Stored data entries
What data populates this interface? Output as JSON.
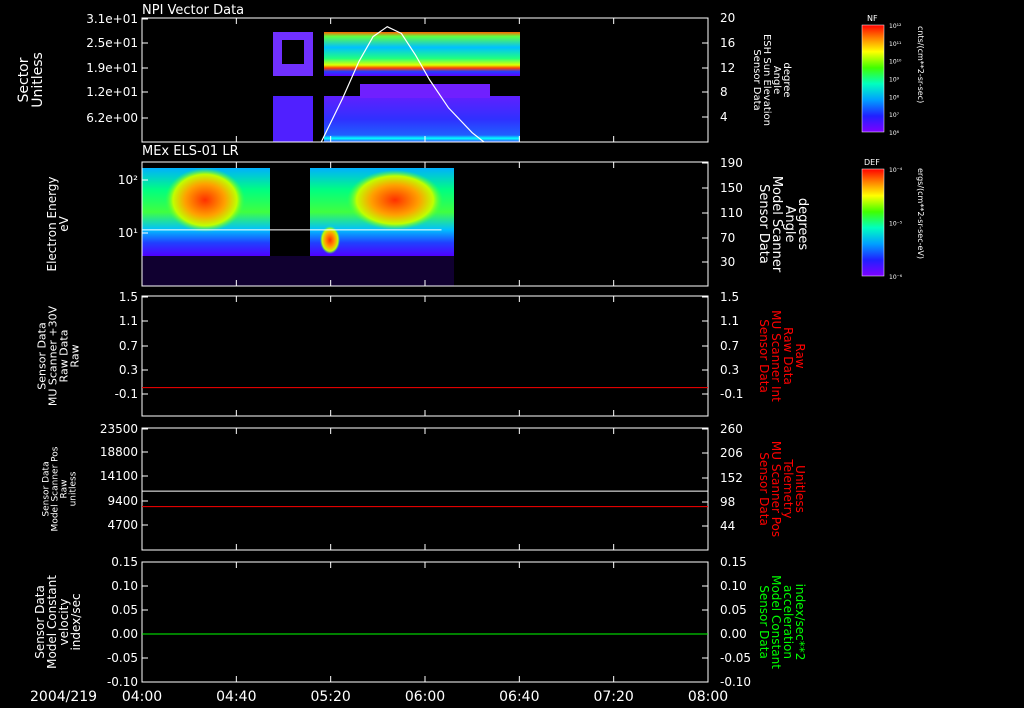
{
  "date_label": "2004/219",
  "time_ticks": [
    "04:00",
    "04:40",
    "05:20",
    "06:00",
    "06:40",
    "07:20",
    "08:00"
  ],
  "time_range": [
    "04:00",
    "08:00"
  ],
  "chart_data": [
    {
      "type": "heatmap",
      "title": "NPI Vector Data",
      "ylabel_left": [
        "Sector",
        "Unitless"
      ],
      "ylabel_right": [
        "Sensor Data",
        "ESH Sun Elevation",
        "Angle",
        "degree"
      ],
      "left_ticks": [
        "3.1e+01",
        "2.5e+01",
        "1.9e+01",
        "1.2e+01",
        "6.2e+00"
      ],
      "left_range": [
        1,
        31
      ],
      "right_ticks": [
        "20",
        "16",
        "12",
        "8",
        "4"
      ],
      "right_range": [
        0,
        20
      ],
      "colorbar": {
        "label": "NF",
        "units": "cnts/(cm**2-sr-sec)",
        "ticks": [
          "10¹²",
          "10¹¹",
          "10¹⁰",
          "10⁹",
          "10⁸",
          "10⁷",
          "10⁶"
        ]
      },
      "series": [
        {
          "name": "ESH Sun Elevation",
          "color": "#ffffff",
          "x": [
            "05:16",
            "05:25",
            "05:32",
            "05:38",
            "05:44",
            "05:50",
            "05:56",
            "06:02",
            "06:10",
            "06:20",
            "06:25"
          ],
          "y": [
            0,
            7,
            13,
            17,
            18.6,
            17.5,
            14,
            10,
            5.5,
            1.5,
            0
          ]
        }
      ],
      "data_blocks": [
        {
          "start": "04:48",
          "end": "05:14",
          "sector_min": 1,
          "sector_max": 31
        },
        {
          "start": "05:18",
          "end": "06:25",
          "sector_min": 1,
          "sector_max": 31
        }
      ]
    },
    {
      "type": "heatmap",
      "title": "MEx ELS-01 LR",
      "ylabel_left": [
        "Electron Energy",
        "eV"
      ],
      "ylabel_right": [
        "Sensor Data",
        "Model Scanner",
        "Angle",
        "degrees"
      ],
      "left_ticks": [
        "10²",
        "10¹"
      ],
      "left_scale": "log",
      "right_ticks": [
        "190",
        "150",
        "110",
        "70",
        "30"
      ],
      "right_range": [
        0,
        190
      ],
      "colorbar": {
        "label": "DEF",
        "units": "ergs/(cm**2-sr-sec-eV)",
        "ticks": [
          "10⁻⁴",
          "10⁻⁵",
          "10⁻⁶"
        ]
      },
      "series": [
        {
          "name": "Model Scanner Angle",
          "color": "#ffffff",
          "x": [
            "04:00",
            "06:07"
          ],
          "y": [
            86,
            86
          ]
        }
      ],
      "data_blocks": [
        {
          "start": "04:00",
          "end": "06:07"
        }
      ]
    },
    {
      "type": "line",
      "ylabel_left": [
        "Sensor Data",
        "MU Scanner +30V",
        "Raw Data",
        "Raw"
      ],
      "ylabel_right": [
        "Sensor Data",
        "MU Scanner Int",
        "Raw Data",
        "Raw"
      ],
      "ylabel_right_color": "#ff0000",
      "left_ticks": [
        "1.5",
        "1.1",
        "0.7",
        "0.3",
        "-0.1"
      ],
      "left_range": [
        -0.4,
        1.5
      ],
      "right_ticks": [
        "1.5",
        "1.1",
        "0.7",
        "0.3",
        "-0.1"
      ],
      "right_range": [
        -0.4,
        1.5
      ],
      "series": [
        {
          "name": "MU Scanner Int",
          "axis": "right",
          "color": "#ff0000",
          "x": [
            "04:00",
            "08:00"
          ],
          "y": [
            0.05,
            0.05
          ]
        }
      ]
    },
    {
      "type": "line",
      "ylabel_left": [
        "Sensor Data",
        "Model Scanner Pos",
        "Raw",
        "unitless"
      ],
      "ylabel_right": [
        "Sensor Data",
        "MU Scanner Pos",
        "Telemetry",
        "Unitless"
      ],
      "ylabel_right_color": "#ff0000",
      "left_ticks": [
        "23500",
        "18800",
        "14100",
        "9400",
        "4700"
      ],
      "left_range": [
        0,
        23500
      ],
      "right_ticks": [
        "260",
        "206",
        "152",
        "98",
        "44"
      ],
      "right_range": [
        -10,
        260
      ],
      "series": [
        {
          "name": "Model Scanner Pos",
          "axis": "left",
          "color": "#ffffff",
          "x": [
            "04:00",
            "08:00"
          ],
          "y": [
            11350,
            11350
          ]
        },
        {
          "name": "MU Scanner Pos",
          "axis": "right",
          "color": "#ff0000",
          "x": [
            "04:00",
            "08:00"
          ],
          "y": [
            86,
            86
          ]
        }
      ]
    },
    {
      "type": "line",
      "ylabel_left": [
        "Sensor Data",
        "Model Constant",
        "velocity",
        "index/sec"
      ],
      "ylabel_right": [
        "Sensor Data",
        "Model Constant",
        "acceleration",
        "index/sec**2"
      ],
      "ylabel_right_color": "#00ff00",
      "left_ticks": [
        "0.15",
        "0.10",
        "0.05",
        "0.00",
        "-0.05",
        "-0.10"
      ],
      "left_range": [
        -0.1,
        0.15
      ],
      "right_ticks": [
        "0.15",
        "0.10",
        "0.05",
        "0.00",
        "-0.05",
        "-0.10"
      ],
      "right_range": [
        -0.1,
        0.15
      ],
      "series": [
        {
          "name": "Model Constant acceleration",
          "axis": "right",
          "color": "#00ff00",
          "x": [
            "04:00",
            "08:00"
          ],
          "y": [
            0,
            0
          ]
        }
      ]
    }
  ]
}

> EXERCISE
Every record above should be transcribed exactly; the pictures stay out of the copy.

> SOLUTION TO THE PROBLEM
What data populates this interface? Output as JSON.
{
  "date_label": "2004/219",
  "time_ticks": [
    "04:00",
    "04:40",
    "05:20",
    "06:00",
    "06:40",
    "07:20",
    "08:00"
  ],
  "time_range": [
    "04:00",
    "08:00"
  ],
  "chart_data": [
    {
      "type": "heatmap",
      "title": "NPI Vector Data",
      "ylabel_left": [
        "Sector",
        "Unitless"
      ],
      "ylabel_right": [
        "Sensor Data",
        "ESH Sun Elevation",
        "Angle",
        "degree"
      ],
      "left_ticks": [
        "3.1e+01",
        "2.5e+01",
        "1.9e+01",
        "1.2e+01",
        "6.2e+00"
      ],
      "left_range": [
        1,
        31
      ],
      "right_ticks": [
        "20",
        "16",
        "12",
        "8",
        "4"
      ],
      "right_range": [
        0,
        20
      ],
      "colorbar": {
        "label": "NF",
        "units": "cnts/(cm**2-sr-sec)",
        "ticks": [
          "10¹²",
          "10¹¹",
          "10¹⁰",
          "10⁹",
          "10⁸",
          "10⁷",
          "10⁶"
        ]
      },
      "series": [
        {
          "name": "ESH Sun Elevation",
          "color": "#ffffff",
          "x": [
            "05:16",
            "05:25",
            "05:32",
            "05:38",
            "05:44",
            "05:50",
            "05:56",
            "06:02",
            "06:10",
            "06:20",
            "06:25"
          ],
          "y": [
            0,
            7,
            13,
            17,
            18.6,
            17.5,
            14,
            10,
            5.5,
            1.5,
            0
          ]
        }
      ],
      "data_blocks": [
        {
          "start": "04:48",
          "end": "05:14",
          "sector_min": 1,
          "sector_max": 31
        },
        {
          "start": "05:18",
          "end": "06:25",
          "sector_min": 1,
          "sector_max": 31
        }
      ]
    },
    {
      "type": "heatmap",
      "title": "MEx ELS-01 LR",
      "ylabel_left": [
        "Electron Energy",
        "eV"
      ],
      "ylabel_right": [
        "Sensor Data",
        "Model Scanner",
        "Angle",
        "degrees"
      ],
      "left_ticks": [
        "10²",
        "10¹"
      ],
      "left_scale": "log",
      "right_ticks": [
        "190",
        "150",
        "110",
        "70",
        "30"
      ],
      "right_range": [
        0,
        190
      ],
      "colorbar": {
        "label": "DEF",
        "units": "ergs/(cm**2-sr-sec-eV)",
        "ticks": [
          "10⁻⁴",
          "10⁻⁵",
          "10⁻⁶"
        ]
      },
      "series": [
        {
          "name": "Model Scanner Angle",
          "color": "#ffffff",
          "x": [
            "04:00",
            "06:07"
          ],
          "y": [
            86,
            86
          ]
        }
      ],
      "data_blocks": [
        {
          "start": "04:00",
          "end": "06:07"
        }
      ]
    },
    {
      "type": "line",
      "ylabel_left": [
        "Sensor Data",
        "MU Scanner +30V",
        "Raw Data",
        "Raw"
      ],
      "ylabel_right": [
        "Sensor Data",
        "MU Scanner Int",
        "Raw Data",
        "Raw"
      ],
      "ylabel_right_color": "#ff0000",
      "left_ticks": [
        "1.5",
        "1.1",
        "0.7",
        "0.3",
        "-0.1"
      ],
      "left_range": [
        -0.4,
        1.5
      ],
      "right_ticks": [
        "1.5",
        "1.1",
        "0.7",
        "0.3",
        "-0.1"
      ],
      "right_range": [
        -0.4,
        1.5
      ],
      "series": [
        {
          "name": "MU Scanner Int",
          "axis": "right",
          "color": "#ff0000",
          "x": [
            "04:00",
            "08:00"
          ],
          "y": [
            0.05,
            0.05
          ]
        }
      ]
    },
    {
      "type": "line",
      "ylabel_left": [
        "Sensor Data",
        "Model Scanner Pos",
        "Raw",
        "unitless"
      ],
      "ylabel_right": [
        "Sensor Data",
        "MU Scanner Pos",
        "Telemetry",
        "Unitless"
      ],
      "ylabel_right_color": "#ff0000",
      "left_ticks": [
        "23500",
        "18800",
        "14100",
        "9400",
        "4700"
      ],
      "left_range": [
        0,
        23500
      ],
      "right_ticks": [
        "260",
        "206",
        "152",
        "98",
        "44"
      ],
      "right_range": [
        -10,
        260
      ],
      "series": [
        {
          "name": "Model Scanner Pos",
          "axis": "left",
          "color": "#ffffff",
          "x": [
            "04:00",
            "08:00"
          ],
          "y": [
            11350,
            11350
          ]
        },
        {
          "name": "MU Scanner Pos",
          "axis": "right",
          "color": "#ff0000",
          "x": [
            "04:00",
            "08:00"
          ],
          "y": [
            86,
            86
          ]
        }
      ]
    },
    {
      "type": "line",
      "ylabel_left": [
        "Sensor Data",
        "Model Constant",
        "velocity",
        "index/sec"
      ],
      "ylabel_right": [
        "Sensor Data",
        "Model Constant",
        "acceleration",
        "index/sec**2"
      ],
      "ylabel_right_color": "#00ff00",
      "left_ticks": [
        "0.15",
        "0.10",
        "0.05",
        "0.00",
        "-0.05",
        "-0.10"
      ],
      "left_range": [
        -0.1,
        0.15
      ],
      "right_ticks": [
        "0.15",
        "0.10",
        "0.05",
        "0.00",
        "-0.05",
        "-0.10"
      ],
      "right_range": [
        -0.1,
        0.15
      ],
      "series": [
        {
          "name": "Model Constant acceleration",
          "axis": "right",
          "color": "#00ff00",
          "x": [
            "04:00",
            "08:00"
          ],
          "y": [
            0,
            0
          ]
        }
      ]
    }
  ]
}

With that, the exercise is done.